Would you transcribe the listing that follows, character for character, and omit its images?
-- Start of DATASET EXTRACT --
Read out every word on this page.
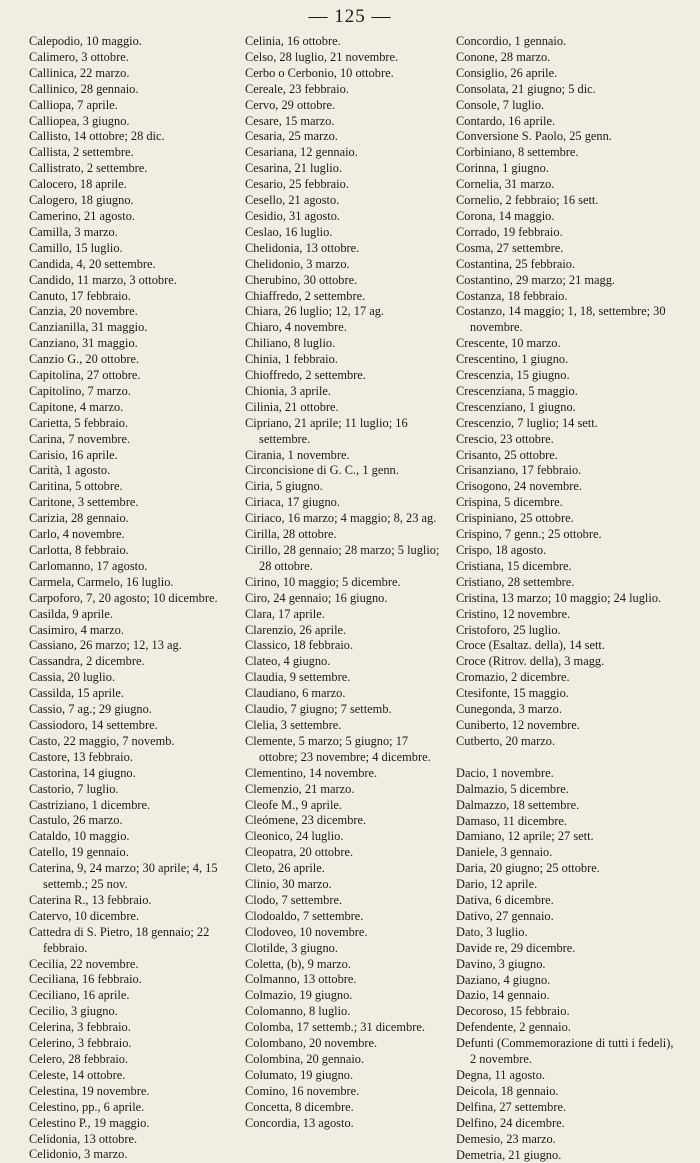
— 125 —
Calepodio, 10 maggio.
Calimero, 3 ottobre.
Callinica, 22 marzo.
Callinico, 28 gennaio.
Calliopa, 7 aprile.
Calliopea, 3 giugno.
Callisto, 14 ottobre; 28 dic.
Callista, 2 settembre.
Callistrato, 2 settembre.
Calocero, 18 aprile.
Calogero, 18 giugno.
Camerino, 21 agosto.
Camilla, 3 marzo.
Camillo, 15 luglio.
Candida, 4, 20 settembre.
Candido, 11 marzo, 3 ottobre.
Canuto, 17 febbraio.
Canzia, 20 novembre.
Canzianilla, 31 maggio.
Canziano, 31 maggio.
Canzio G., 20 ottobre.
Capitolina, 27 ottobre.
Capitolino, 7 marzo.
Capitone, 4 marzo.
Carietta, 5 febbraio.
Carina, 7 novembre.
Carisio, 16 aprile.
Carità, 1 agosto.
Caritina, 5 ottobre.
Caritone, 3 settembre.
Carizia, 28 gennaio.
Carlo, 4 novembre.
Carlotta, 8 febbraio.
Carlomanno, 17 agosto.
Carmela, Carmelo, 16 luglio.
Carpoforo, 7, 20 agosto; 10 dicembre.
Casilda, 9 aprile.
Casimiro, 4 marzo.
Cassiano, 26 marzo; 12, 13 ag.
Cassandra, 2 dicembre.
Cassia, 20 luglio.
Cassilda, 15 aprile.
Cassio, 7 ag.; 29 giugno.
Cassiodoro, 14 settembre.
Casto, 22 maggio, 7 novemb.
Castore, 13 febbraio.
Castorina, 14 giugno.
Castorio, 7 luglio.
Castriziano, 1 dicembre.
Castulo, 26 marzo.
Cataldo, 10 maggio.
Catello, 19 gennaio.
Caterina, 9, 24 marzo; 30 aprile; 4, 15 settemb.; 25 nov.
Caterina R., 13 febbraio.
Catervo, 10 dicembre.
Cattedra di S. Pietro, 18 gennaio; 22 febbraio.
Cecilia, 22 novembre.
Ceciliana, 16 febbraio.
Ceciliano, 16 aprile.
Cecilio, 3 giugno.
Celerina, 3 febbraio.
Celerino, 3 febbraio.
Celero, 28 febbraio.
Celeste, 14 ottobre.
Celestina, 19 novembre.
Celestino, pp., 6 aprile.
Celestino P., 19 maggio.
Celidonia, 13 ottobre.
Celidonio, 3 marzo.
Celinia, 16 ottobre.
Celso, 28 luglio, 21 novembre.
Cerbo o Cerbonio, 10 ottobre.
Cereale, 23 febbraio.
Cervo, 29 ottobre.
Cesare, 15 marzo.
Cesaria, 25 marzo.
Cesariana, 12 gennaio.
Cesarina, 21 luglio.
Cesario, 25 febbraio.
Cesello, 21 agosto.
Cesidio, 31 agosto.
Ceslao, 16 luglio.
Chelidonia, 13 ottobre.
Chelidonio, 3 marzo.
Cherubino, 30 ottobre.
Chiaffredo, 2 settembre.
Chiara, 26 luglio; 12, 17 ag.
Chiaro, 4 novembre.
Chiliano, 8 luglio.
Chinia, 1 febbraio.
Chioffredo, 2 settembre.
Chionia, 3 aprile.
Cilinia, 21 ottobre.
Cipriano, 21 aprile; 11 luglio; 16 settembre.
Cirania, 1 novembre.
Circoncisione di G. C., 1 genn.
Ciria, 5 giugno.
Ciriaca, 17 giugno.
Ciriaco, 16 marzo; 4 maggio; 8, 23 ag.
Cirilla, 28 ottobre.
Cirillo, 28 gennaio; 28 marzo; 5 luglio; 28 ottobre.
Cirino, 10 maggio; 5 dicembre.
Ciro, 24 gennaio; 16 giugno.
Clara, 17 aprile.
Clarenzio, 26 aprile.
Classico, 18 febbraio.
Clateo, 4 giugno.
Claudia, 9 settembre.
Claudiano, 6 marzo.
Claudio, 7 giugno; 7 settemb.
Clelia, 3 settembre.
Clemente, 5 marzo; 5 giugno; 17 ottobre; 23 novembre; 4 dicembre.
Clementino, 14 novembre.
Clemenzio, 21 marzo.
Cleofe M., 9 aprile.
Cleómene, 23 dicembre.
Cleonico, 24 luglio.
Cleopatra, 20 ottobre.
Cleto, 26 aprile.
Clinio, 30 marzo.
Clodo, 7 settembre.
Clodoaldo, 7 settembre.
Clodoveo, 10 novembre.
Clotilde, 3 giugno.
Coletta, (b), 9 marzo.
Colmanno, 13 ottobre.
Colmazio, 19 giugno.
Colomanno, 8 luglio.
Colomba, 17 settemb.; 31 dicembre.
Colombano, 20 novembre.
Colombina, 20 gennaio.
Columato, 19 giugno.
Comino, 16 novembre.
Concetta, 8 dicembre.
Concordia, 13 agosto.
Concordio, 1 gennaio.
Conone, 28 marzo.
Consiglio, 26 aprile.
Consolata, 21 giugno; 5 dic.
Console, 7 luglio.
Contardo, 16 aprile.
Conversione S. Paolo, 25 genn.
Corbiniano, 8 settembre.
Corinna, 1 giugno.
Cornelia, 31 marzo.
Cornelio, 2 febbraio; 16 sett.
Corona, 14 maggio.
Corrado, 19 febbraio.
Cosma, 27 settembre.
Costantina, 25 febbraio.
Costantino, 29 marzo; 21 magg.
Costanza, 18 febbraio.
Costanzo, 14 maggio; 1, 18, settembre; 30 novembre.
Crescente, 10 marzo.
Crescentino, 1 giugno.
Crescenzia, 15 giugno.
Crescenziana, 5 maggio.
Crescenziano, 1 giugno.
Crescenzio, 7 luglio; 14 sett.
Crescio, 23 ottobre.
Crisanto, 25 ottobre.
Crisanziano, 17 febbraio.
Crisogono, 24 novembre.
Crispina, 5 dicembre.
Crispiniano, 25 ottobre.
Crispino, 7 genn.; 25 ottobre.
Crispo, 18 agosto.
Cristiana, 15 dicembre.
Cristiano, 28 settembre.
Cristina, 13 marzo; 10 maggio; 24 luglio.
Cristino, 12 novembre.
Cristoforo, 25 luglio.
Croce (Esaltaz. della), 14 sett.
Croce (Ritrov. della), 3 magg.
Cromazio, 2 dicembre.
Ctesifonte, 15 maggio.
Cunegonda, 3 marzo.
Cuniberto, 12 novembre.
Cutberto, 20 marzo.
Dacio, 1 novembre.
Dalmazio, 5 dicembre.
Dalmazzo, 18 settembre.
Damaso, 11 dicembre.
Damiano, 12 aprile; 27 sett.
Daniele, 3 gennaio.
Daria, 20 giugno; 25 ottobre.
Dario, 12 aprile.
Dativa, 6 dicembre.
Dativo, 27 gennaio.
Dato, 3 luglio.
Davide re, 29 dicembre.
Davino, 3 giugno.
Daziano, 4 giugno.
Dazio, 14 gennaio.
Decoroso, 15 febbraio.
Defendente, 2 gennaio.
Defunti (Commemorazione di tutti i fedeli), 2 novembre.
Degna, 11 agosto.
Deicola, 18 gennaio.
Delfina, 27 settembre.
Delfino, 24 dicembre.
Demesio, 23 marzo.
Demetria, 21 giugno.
-- End of DATASET EXTRACT --
### PROBLEM SOLUTION
Read out every word on this page.
— 125 —
Calepodio, 10 maggio.
Calimero, 3 ottobre.
Callinica, 22 marzo.
Callinico, 28 gennaio.
Calliopa, 7 aprile.
Calliopea, 3 giugno.
Callisto, 14 ottobre; 28 dic.
Callista, 2 settembre.
Callistrato, 2 settembre.
Calocero, 18 aprile.
Calogero, 18 giugno.
Camerino, 21 agosto.
Camilla, 3 marzo.
Camillo, 15 luglio.
Candida, 4, 20 settembre.
Candido, 11 marzo, 3 ottobre.
Canuto, 17 febbraio.
Canzia, 20 novembre.
Canzianilla, 31 maggio.
Canziano, 31 maggio.
Canzio G., 20 ottobre.
Capitolina, 27 ottobre.
Capitolino, 7 marzo.
Capitone, 4 marzo.
Carietta, 5 febbraio.
Carina, 7 novembre.
Carisio, 16 aprile.
Carità, 1 agosto.
Caritina, 5 ottobre.
Caritone, 3 settembre.
Carizia, 28 gennaio.
Carlo, 4 novembre.
Carlotta, 8 febbraio.
Carlomanno, 17 agosto.
Carmela, Carmelo, 16 luglio.
Carpoforo, 7, 20 agosto; 10 dicembre.
Casilda, 9 aprile.
Casimiro, 4 marzo.
Cassiano, 26 marzo; 12, 13 ag.
Cassandra, 2 dicembre.
Cassia, 20 luglio.
Cassilda, 15 aprile.
Cassio, 7 ag.; 29 giugno.
Cassiodoro, 14 settembre.
Casto, 22 maggio, 7 novemb.
Castore, 13 febbraio.
Castorina, 14 giugno.
Castorio, 7 luglio.
Castriziano, 1 dicembre.
Castulo, 26 marzo.
Cataldo, 10 maggio.
Catello, 19 gennaio.
Caterina, 9, 24 marzo; 30 aprile; 4, 15 settemb.; 25 nov.
Caterina R., 13 febbraio.
Catervo, 10 dicembre.
Cattedra di S. Pietro, 18 gennaio; 22 febbraio.
Cecilia, 22 novembre.
Ceciliana, 16 febbraio.
Ceciliano, 16 aprile.
Cecilio, 3 giugno.
Celerina, 3 febbraio.
Celerino, 3 febbraio.
Celero, 28 febbraio.
Celeste, 14 ottobre.
Celestina, 19 novembre.
Celestino, pp., 6 aprile.
Celestino P., 19 maggio.
Celidonia, 13 ottobre.
Celidonio, 3 marzo.
Celinia, 16 ottobre.
Celso, 28 luglio, 21 novembre.
Cerbo o Cerbonio, 10 ottobre.
Cereale, 23 febbraio.
Cervo, 29 ottobre.
Cesare, 15 marzo.
Cesaria, 25 marzo.
Cesariana, 12 gennaio.
Cesarina, 21 luglio.
Cesario, 25 febbraio.
Cesello, 21 agosto.
Cesidio, 31 agosto.
Ceslao, 16 luglio.
Chelidonia, 13 ottobre.
Chelidonio, 3 marzo.
Cherubino, 30 ottobre.
Chiaffredo, 2 settembre.
Chiara, 26 luglio; 12, 17 ag.
Chiaro, 4 novembre.
Chiliano, 8 luglio.
Chinia, 1 febbraio.
Chioffredo, 2 settembre.
Chionia, 3 aprile.
Cilinia, 21 ottobre.
Cipriano, 21 aprile; 11 luglio; 16 settembre.
Cirania, 1 novembre.
Circoncisione di G. C., 1 genn.
Ciria, 5 giugno.
Ciriaca, 17 giugno.
Ciriaco, 16 marzo; 4 maggio; 8, 23 ag.
Cirilla, 28 ottobre.
Cirillo, 28 gennaio; 28 marzo; 5 luglio; 28 ottobre.
Cirino, 10 maggio; 5 dicembre.
Ciro, 24 gennaio; 16 giugno.
Clara, 17 aprile.
Clarenzio, 26 aprile.
Classico, 18 febbraio.
Clateo, 4 giugno.
Claudia, 9 settembre.
Claudiano, 6 marzo.
Claudio, 7 giugno; 7 settemb.
Clelia, 3 settembre.
Clemente, 5 marzo; 5 giugno; 17 ottobre; 23 novembre; 4 dicembre.
Clementino, 14 novembre.
Clemenzio, 21 marzo.
Cleofe M., 9 aprile.
Cleómene, 23 dicembre.
Cleonico, 24 luglio.
Cleopatra, 20 ottobre.
Cleto, 26 aprile.
Clinio, 30 marzo.
Clodo, 7 settembre.
Clodoaldo, 7 settembre.
Clodoveo, 10 novembre.
Clotilde, 3 giugno.
Coletta, (b), 9 marzo.
Colmanno, 13 ottobre.
Colmazio, 19 giugno.
Colomanno, 8 luglio.
Colomba, 17 settemb.; 31 dicembre.
Colombano, 20 novembre.
Colombina, 20 gennaio.
Columato, 19 giugno.
Comino, 16 novembre.
Concetta, 8 dicembre.
Concordia, 13 agosto.
Concordio, 1 gennaio.
Conone, 28 marzo.
Consiglio, 26 aprile.
Consolata, 21 giugno; 5 dic.
Console, 7 luglio.
Contardo, 16 aprile.
Conversione S. Paolo, 25 genn.
Corbiniano, 8 settembre.
Corinna, 1 giugno.
Cornelia, 31 marzo.
Cornelio, 2 febbraio; 16 sett.
Corona, 14 maggio.
Corrado, 19 febbraio.
Cosma, 27 settembre.
Costantina, 25 febbraio.
Costantino, 29 marzo; 21 magg.
Costanza, 18 febbraio.
Costanzo, 14 maggio; 1, 18, settembre; 30 novembre.
Crescente, 10 marzo.
Crescentino, 1 giugno.
Crescenzia, 15 giugno.
Crescenziana, 5 maggio.
Crescenziano, 1 giugno.
Crescenzio, 7 luglio; 14 sett.
Crescio, 23 ottobre.
Crisanto, 25 ottobre.
Crisanziano, 17 febbraio.
Crisogono, 24 novembre.
Crispina, 5 dicembre.
Crispiniano, 25 ottobre.
Crispino, 7 genn.; 25 ottobre.
Crispo, 18 agosto.
Cristiana, 15 dicembre.
Cristiano, 28 settembre.
Cristina, 13 marzo; 10 maggio; 24 luglio.
Cristino, 12 novembre.
Cristoforo, 25 luglio.
Croce (Esaltaz. della), 14 sett.
Croce (Ritrov. della), 3 magg.
Cromazio, 2 dicembre.
Ctesifonte, 15 maggio.
Cunegonda, 3 marzo.
Cuniberto, 12 novembre.
Cutberto, 20 marzo.
Dacio, 1 novembre.
Dalmazio, 5 dicembre.
Dalmazzo, 18 settembre.
Damaso, 11 dicembre.
Damiano, 12 aprile; 27 sett.
Daniele, 3 gennaio.
Daria, 20 giugno; 25 ottobre.
Dario, 12 aprile.
Dativa, 6 dicembre.
Dativo, 27 gennaio.
Dato, 3 luglio.
Davide re, 29 dicembre.
Davino, 3 giugno.
Daziano, 4 giugno.
Dazio, 14 gennaio.
Decoroso, 15 febbraio.
Defendente, 2 gennaio.
Defunti (Commemorazione di tutti i fedeli), 2 novembre.
Degna, 11 agosto.
Deicola, 18 gennaio.
Delfina, 27 settembre.
Delfino, 24 dicembre.
Demesio, 23 marzo.
Demetria, 21 giugno.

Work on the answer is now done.